• Records to use:
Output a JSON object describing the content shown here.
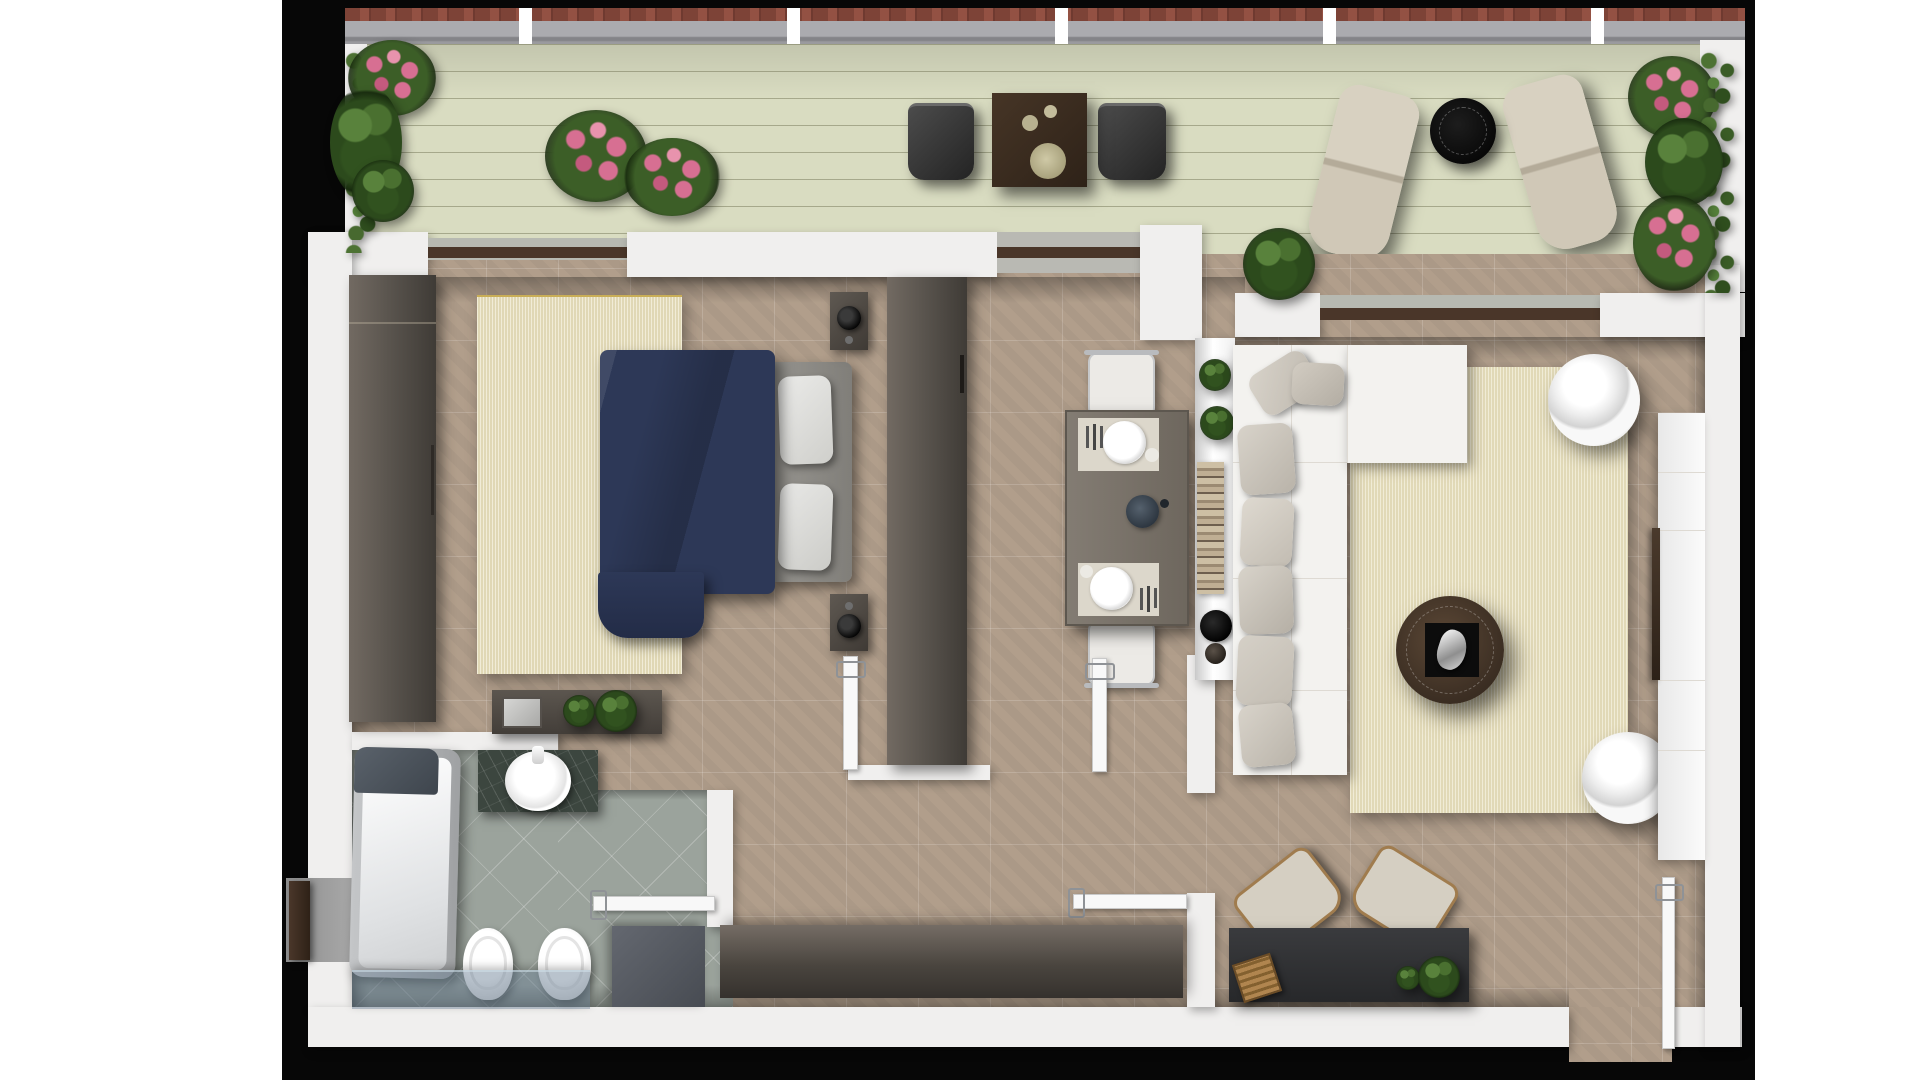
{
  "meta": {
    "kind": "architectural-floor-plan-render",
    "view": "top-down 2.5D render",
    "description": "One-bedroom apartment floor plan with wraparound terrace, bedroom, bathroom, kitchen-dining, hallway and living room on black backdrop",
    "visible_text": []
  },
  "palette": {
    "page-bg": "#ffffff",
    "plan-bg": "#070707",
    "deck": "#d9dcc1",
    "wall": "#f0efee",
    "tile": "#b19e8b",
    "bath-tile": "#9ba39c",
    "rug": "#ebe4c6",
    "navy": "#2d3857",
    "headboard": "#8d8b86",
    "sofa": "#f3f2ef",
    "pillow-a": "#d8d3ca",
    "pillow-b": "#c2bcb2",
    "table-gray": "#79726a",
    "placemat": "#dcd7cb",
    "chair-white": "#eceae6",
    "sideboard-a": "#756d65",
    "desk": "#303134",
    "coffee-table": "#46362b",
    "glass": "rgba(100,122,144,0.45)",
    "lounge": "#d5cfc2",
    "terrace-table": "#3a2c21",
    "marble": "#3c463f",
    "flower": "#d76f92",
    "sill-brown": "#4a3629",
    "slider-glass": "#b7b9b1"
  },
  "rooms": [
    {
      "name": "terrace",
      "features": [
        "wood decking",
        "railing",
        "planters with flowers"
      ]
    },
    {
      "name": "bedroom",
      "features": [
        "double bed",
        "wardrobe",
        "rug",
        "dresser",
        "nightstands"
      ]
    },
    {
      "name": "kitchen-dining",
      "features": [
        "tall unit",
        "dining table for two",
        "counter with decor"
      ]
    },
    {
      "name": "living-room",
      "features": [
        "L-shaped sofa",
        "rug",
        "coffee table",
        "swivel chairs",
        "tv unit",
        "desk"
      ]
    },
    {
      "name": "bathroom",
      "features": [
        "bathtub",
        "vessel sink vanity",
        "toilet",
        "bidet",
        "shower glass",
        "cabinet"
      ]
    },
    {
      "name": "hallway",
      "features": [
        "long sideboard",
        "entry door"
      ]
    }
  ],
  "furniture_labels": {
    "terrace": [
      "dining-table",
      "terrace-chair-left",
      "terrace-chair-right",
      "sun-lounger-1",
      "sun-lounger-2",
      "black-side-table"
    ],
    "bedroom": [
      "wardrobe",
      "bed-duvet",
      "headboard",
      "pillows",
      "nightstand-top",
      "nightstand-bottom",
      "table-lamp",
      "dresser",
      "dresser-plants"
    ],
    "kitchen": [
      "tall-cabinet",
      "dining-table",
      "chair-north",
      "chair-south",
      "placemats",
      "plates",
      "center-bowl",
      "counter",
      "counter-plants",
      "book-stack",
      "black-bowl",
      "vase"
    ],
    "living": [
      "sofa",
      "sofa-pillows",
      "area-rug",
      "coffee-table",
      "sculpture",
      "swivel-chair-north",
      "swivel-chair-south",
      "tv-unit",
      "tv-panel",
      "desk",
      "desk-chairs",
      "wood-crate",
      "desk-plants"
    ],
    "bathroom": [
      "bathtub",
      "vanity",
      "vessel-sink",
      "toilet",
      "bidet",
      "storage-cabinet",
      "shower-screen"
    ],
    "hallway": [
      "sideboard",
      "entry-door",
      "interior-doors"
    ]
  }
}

• Problem to solve: The data above should be repeated exactly, minus any pictures.

• Written answer:
Output a JSON object describing the content shown here.
{
  "meta": {
    "kind": "architectural-floor-plan-render",
    "view": "top-down 2.5D render",
    "description": "One-bedroom apartment floor plan with wraparound terrace, bedroom, bathroom, kitchen-dining, hallway and living room on black backdrop",
    "visible_text": []
  },
  "palette": {
    "page-bg": "#ffffff",
    "plan-bg": "#070707",
    "deck": "#d9dcc1",
    "wall": "#f0efee",
    "tile": "#b19e8b",
    "bath-tile": "#9ba39c",
    "rug": "#ebe4c6",
    "navy": "#2d3857",
    "headboard": "#8d8b86",
    "sofa": "#f3f2ef",
    "pillow-a": "#d8d3ca",
    "pillow-b": "#c2bcb2",
    "table-gray": "#79726a",
    "placemat": "#dcd7cb",
    "chair-white": "#eceae6",
    "sideboard-a": "#756d65",
    "desk": "#303134",
    "coffee-table": "#46362b",
    "glass": "rgba(100,122,144,0.45)",
    "lounge": "#d5cfc2",
    "terrace-table": "#3a2c21",
    "marble": "#3c463f",
    "flower": "#d76f92",
    "sill-brown": "#4a3629",
    "slider-glass": "#b7b9b1"
  },
  "rooms": [
    {
      "name": "terrace",
      "features": [
        "wood decking",
        "railing",
        "planters with flowers"
      ]
    },
    {
      "name": "bedroom",
      "features": [
        "double bed",
        "wardrobe",
        "rug",
        "dresser",
        "nightstands"
      ]
    },
    {
      "name": "kitchen-dining",
      "features": [
        "tall unit",
        "dining table for two",
        "counter with decor"
      ]
    },
    {
      "name": "living-room",
      "features": [
        "L-shaped sofa",
        "rug",
        "coffee table",
        "swivel chairs",
        "tv unit",
        "desk"
      ]
    },
    {
      "name": "bathroom",
      "features": [
        "bathtub",
        "vessel sink vanity",
        "toilet",
        "bidet",
        "shower glass",
        "cabinet"
      ]
    },
    {
      "name": "hallway",
      "features": [
        "long sideboard",
        "entry door"
      ]
    }
  ],
  "furniture_labels": {
    "terrace": [
      "dining-table",
      "terrace-chair-left",
      "terrace-chair-right",
      "sun-lounger-1",
      "sun-lounger-2",
      "black-side-table"
    ],
    "bedroom": [
      "wardrobe",
      "bed-duvet",
      "headboard",
      "pillows",
      "nightstand-top",
      "nightstand-bottom",
      "table-lamp",
      "dresser",
      "dresser-plants"
    ],
    "kitchen": [
      "tall-cabinet",
      "dining-table",
      "chair-north",
      "chair-south",
      "placemats",
      "plates",
      "center-bowl",
      "counter",
      "counter-plants",
      "book-stack",
      "black-bowl",
      "vase"
    ],
    "living": [
      "sofa",
      "sofa-pillows",
      "area-rug",
      "coffee-table",
      "sculpture",
      "swivel-chair-north",
      "swivel-chair-south",
      "tv-unit",
      "tv-panel",
      "desk",
      "desk-chairs",
      "wood-crate",
      "desk-plants"
    ],
    "bathroom": [
      "bathtub",
      "vanity",
      "vessel-sink",
      "toilet",
      "bidet",
      "storage-cabinet",
      "shower-screen"
    ],
    "hallway": [
      "sideboard",
      "entry-door",
      "interior-doors"
    ]
  }
}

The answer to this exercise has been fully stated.